Voir aussi
Les
assassins de la forêt de Maîtrechet - 14 octobre 1944
En 1944, le
Parti Populaire Français
(créé en 1936 par Jacques Doriot) organise des Groupes d'action pour la justice sociale, afin
de protéger les familles des militants, et de pourchasser
les réfractaires au Service du Travail Obligatoire. Très
vite, ces Groupes d'Action (GAPPF) échappent au contrôle du Parti pour ne plus travailler qu'au profit du Sicherheitsdienst. Ils livrent des résistants et des juifs à la Gestapo. et mi-août 1944, les membres du PPF se regroupent à Nancy pour échapper aux représailles, avant de prendre la fuite vers l'Allemagne. Des membres du GAPPF de Rennes vont séjourner dans la région de Cirey, au siège de la Gestapo (château de Cirey sur Vezouze).
On trouve ainsi dans l'interrogatoire d'Armand Lussiez le 4 décembre 1945 (membre du GAPPF de Rennes, condamné à mort), les propos suivants
:
« En quittant Lunéville, mon groupe a gagné Blâmont,
Cirey, l'Allemagne, puis est revenu à Cirey où il est resté environ un mois et demi. Durant le séjour du groupe dans cette localité, l'activité à laquelle il se livra contre la Résistance, en collaboration avec la SD de Rennes fut grande. Des enquêtes eurent lieu tant à Cirey que dans les environs, notamment à Val-ès-Chatillon, à Badonviller, à Petitmont le 8 octobre 1944 en Moselle. J'ai participé à Cirey à l'arrestation de deux gendarmes qui furent remis aux allemands et d'un épicier nommé Valentin qui fut dévalisé.

→ Défi a: Convertissez en liste numérotée les lignes de données ci-dessous, depuis celle qui contient « 803, 797, 836] » jusqu'à celle qui contient « 595, 397, 728] », ces deux lignes comprises, en omettant les lignes vides.

→ Lignes de données:
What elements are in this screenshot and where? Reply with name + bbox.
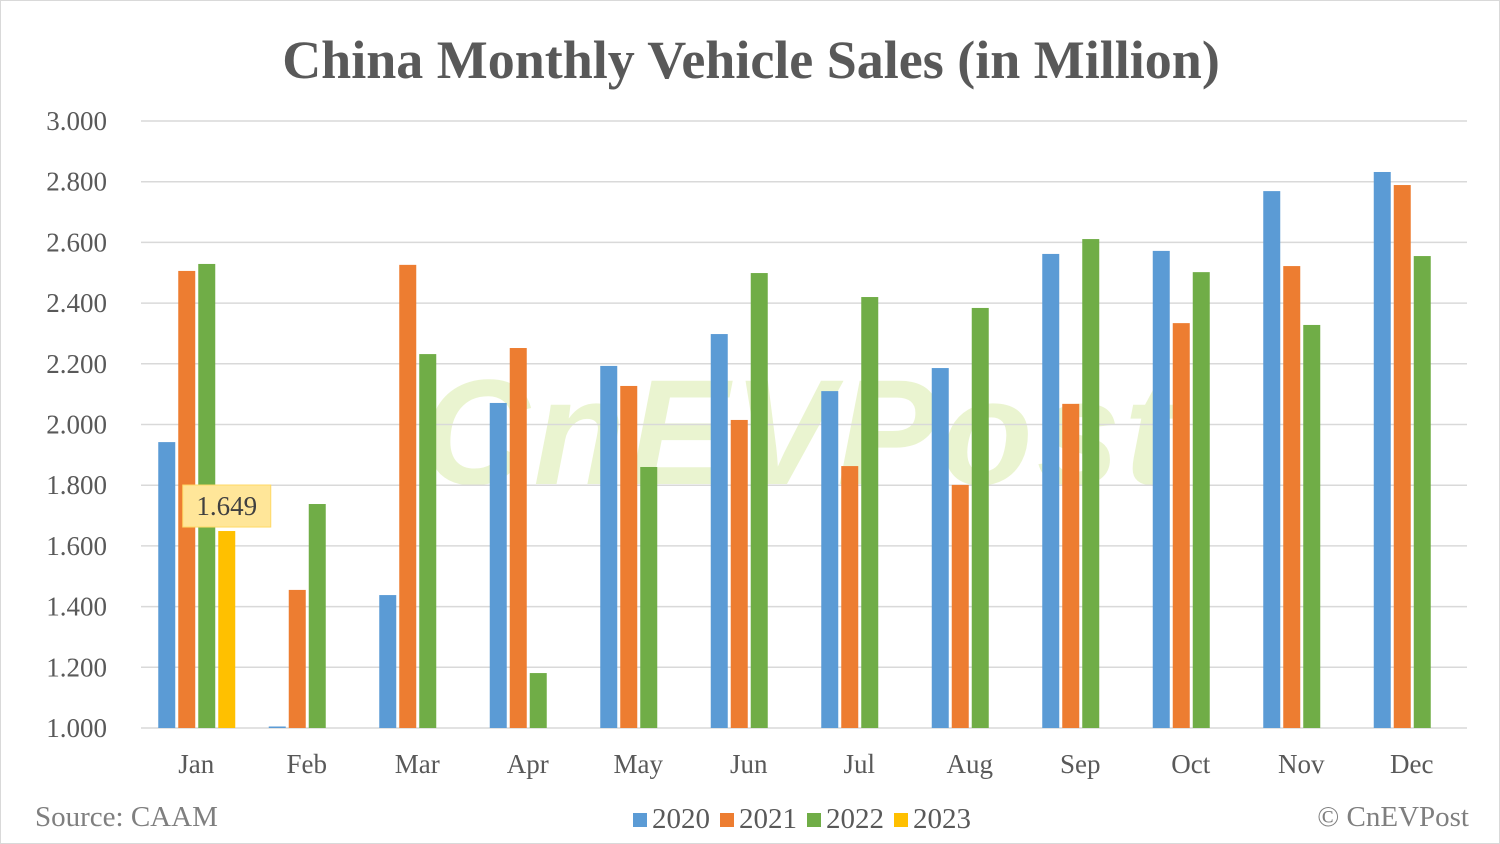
legend-item-2021: 2021	[720, 803, 797, 836]
x-tick-label: Sep	[1060, 749, 1101, 779]
legend: 2020 2021 2022 2023	[633, 803, 971, 836]
bar-2021-Oct	[1172, 323, 1190, 728]
data-label: 1.649	[196, 491, 257, 521]
bar-2021-Feb	[288, 589, 306, 728]
data-label-box	[182, 484, 272, 528]
bar-2021-May	[620, 385, 638, 728]
y-tick-label: 1.600	[46, 531, 107, 561]
bar-2020-Mar	[379, 595, 397, 728]
bar-2022-Mar	[419, 354, 437, 728]
bar-2021-Nov	[1283, 266, 1301, 728]
bar-2022-May	[640, 466, 658, 728]
bar-2022-Oct	[1192, 272, 1210, 728]
legend-swatch	[720, 812, 734, 827]
bar-2022-Sep	[1082, 239, 1100, 728]
bar-2022-Jul	[861, 297, 879, 728]
bar-2021-Sep	[1062, 403, 1080, 728]
x-tick-label: May	[614, 749, 664, 779]
legend-swatch	[894, 812, 908, 827]
bar-2020-Jun	[710, 334, 728, 728]
bar-2022-Aug	[971, 307, 989, 728]
bar-2020-Feb	[268, 726, 286, 728]
y-tick-label: 1.200	[46, 652, 107, 682]
bar-2020-Aug	[931, 368, 949, 728]
bar-2021-Jun	[730, 419, 748, 728]
credit-note: © CnEVPost	[1317, 801, 1469, 833]
legend-item-2020: 2020	[633, 803, 710, 836]
bar-2020-Dec	[1373, 171, 1391, 728]
bar-2022-Nov	[1303, 324, 1321, 728]
x-tick-label: Jul	[843, 749, 875, 779]
legend-label: 2020	[652, 803, 710, 835]
legend-label: 2023	[913, 803, 971, 835]
bar-2021-Jul	[841, 466, 859, 728]
bar-2020-Jan	[158, 442, 176, 728]
y-tick-label: 2.600	[46, 227, 107, 257]
legend-swatch	[633, 812, 647, 827]
y-tick-label: 3.000	[46, 106, 107, 136]
bar-2020-Sep	[1042, 253, 1060, 729]
legend-item-2022: 2022	[807, 803, 884, 836]
x-tick-label: Nov	[1278, 749, 1325, 779]
y-tick-label: 2.400	[46, 288, 107, 318]
y-tick-label: 2.800	[46, 167, 107, 197]
x-tick-label: Feb	[287, 749, 328, 779]
y-tick-label: 1.800	[46, 470, 107, 500]
x-tick-label: Jan	[178, 749, 214, 779]
bar-2020-Oct	[1152, 250, 1170, 728]
bar-2021-Apr	[509, 348, 527, 728]
bar-2020-Apr	[489, 402, 507, 728]
bar-2022-Feb	[308, 504, 326, 728]
bar-2021-Aug	[951, 484, 969, 728]
x-tick-label: Apr	[507, 749, 549, 779]
bar-2021-Dec	[1393, 185, 1411, 728]
y-tick-label: 1.000	[46, 713, 107, 743]
chart-title: China Monthly Vehicle Sales (in Million)	[282, 30, 1220, 90]
x-tick-label: Aug	[947, 749, 994, 779]
x-tick-label: Jun	[730, 749, 768, 779]
bar-2021-Mar	[399, 264, 417, 728]
legend-label: 2021	[739, 803, 797, 835]
x-tick-label: Mar	[395, 749, 440, 779]
legend-item-2023: 2023	[894, 803, 971, 836]
legend-swatch	[807, 812, 821, 827]
bar-2022-Apr	[529, 673, 547, 728]
bar-2020-May	[600, 365, 618, 728]
bar-2023-Jan	[218, 531, 236, 728]
y-tick-label: 2.000	[46, 410, 107, 440]
legend-label: 2022	[826, 803, 884, 835]
bar-2020-Jul	[821, 391, 839, 728]
source-note: Source: CAAM	[35, 801, 218, 833]
x-tick-label: Oct	[1171, 749, 1210, 779]
x-tick-label: Dec	[1390, 749, 1433, 779]
y-tick-label: 2.200	[46, 349, 107, 379]
bar-2020-Nov	[1263, 191, 1281, 728]
bar-2022-Jun	[750, 273, 768, 728]
y-tick-label: 1.400	[46, 592, 107, 622]
bar-2022-Dec	[1413, 256, 1431, 728]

→ Défi b: Reproduisez fidèlement le passage de l'extrait ci-dessus qui va de « On trouve ainsi » jusqu'à « qui fut dévalisé. ».

→ Réponse a:
1. legend-item-2021: 2021	[720, 803, 797, 836]
2. x-tick-label: Sep	[1060, 749, 1101, 779]
3. legend: 2020 2021 2022 2023	[633, 803, 971, 836]
4. bar-2021-Oct	[1172, 323, 1190, 728]
5. data-label: 1.649	[196, 491, 257, 521]
6. bar-2021-Feb	[288, 589, 306, 728]
7. data-label-box	[182, 484, 272, 528]
8. bar-2021-May	[620, 385, 638, 728]
9. y-tick-label: 1.600	[46, 531, 107, 561]
10. bar-2020-Mar	[379, 595, 397, 728]

→ Réponse b:
On trouve ainsi dans l'interrogatoire d'Armand Lussiez le 4 décembre 1945 (membre du GAPPF de Rennes, condamné à mort), les propos suivants
:
« En quittant Lunéville, mon groupe a gagné Blâmont,
Cirey, l'Allemagne, puis est revenu à Cirey où il est resté environ un mois et demi. Durant le séjour du groupe dans cette localité, l'activité à laquelle il se livra contre la Résistance, en collaboration avec la SD de Rennes fut grande. Des enquêtes eurent lieu tant à Cirey que dans les environs, notamment à Val-ès-Chatillon, à Badonviller, à Petitmont le 8 octobre 1944 en Moselle. J'ai participé à Cirey à l'arrestation de deux gendarmes qui furent remis aux allemands et d'un épicier nommé Valentin qui fut dévalisé.